** Begin ENTRIES SUPPLIED **

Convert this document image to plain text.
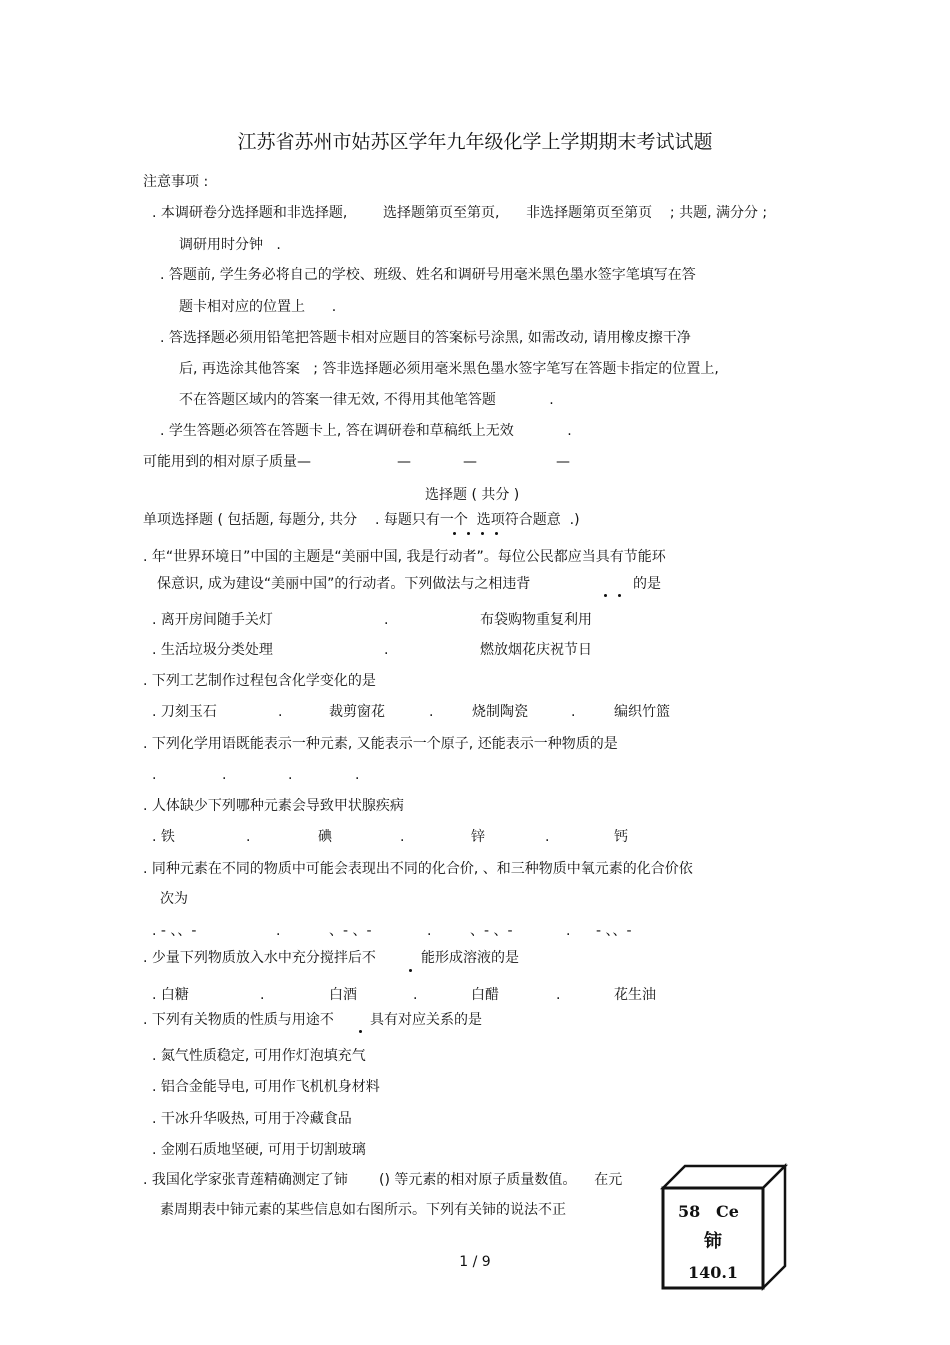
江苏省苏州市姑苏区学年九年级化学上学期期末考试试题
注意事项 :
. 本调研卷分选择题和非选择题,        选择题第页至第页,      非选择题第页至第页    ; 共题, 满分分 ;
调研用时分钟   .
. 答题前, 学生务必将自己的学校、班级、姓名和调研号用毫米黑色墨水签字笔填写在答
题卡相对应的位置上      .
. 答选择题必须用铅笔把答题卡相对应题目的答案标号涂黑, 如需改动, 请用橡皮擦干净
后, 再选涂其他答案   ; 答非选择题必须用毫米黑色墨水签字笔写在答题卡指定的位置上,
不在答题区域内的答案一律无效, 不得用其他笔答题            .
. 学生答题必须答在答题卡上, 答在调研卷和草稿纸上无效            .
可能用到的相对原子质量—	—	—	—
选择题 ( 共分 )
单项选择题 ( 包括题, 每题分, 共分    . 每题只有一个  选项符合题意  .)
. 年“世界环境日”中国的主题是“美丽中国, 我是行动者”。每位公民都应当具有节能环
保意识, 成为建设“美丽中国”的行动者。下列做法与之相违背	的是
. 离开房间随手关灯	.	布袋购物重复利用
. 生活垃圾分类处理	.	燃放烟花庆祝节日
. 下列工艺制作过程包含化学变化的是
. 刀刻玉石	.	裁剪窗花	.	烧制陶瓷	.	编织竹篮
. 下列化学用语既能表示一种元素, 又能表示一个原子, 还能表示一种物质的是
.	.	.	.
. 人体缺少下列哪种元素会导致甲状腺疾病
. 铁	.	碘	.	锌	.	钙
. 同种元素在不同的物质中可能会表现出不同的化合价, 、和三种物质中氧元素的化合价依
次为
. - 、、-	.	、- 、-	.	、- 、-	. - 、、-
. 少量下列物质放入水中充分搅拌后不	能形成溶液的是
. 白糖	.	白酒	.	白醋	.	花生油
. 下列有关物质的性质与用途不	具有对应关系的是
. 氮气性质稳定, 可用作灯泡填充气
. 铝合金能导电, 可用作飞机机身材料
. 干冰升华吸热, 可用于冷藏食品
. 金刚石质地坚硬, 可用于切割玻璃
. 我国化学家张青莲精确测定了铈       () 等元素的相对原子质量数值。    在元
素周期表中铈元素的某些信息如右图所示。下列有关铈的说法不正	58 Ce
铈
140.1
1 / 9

** End ENTRIES SUPPLIED **

GIVEN TASK:
With the pictures left out, transcribe the material exactly.

SOLUTION TO THIS TASK:
Convert this document image to plain text.
江苏省苏州市姑苏区学年九年级化学上学期期末考试试题
注意事项 :
. 本调研卷分选择题和非选择题,        选择题第页至第页,      非选择题第页至第页    ; 共题, 满分分 ;
调研用时分钟   .
. 答题前, 学生务必将自己的学校、班级、姓名和调研号用毫米黑色墨水签字笔填写在答
题卡相对应的位置上      .
. 答选择题必须用铅笔把答题卡相对应题目的答案标号涂黑, 如需改动, 请用橡皮擦干净
后, 再选涂其他答案   ; 答非选择题必须用毫米黑色墨水签字笔写在答题卡指定的位置上,
不在答题区域内的答案一律无效, 不得用其他笔答题            .
. 学生答题必须答在答题卡上, 答在调研卷和草稿纸上无效            .
可能用到的相对原子质量—	—	—	—
选择题 ( 共分 )
单项选择题 ( 包括题, 每题分, 共分    . 每题只有一个  选项符合题意  .)
. 年“世界环境日”中国的主题是“美丽中国, 我是行动者”。每位公民都应当具有节能环
保意识, 成为建设“美丽中国”的行动者。下列做法与之相违背	的是
. 离开房间随手关灯	.	布袋购物重复利用
. 生活垃圾分类处理	.	燃放烟花庆祝节日
. 下列工艺制作过程包含化学变化的是
. 刀刻玉石	.	裁剪窗花	.	烧制陶瓷	.	编织竹篮
. 下列化学用语既能表示一种元素, 又能表示一个原子, 还能表示一种物质的是
.	.	.	.
. 人体缺少下列哪种元素会导致甲状腺疾病
. 铁	.	碘	.	锌	.	钙
. 同种元素在不同的物质中可能会表现出不同的化合价, 、和三种物质中氧元素的化合价依
次为
. - 、、-	.	、- 、-	.	、- 、-	. - 、、-
. 少量下列物质放入水中充分搅拌后不	能形成溶液的是
. 白糖	.	白酒	.	白醋	.	花生油
. 下列有关物质的性质与用途不	具有对应关系的是
. 氮气性质稳定, 可用作灯泡填充气
. 铝合金能导电, 可用作飞机机身材料
. 干冰升华吸热, 可用于冷藏食品
. 金刚石质地坚硬, 可用于切割玻璃
. 我国化学家张青莲精确测定了铈       () 等元素的相对原子质量数值。    在元
素周期表中铈元素的某些信息如右图所示。下列有关铈的说法不正	58 Ce
铈
140.1
1 / 9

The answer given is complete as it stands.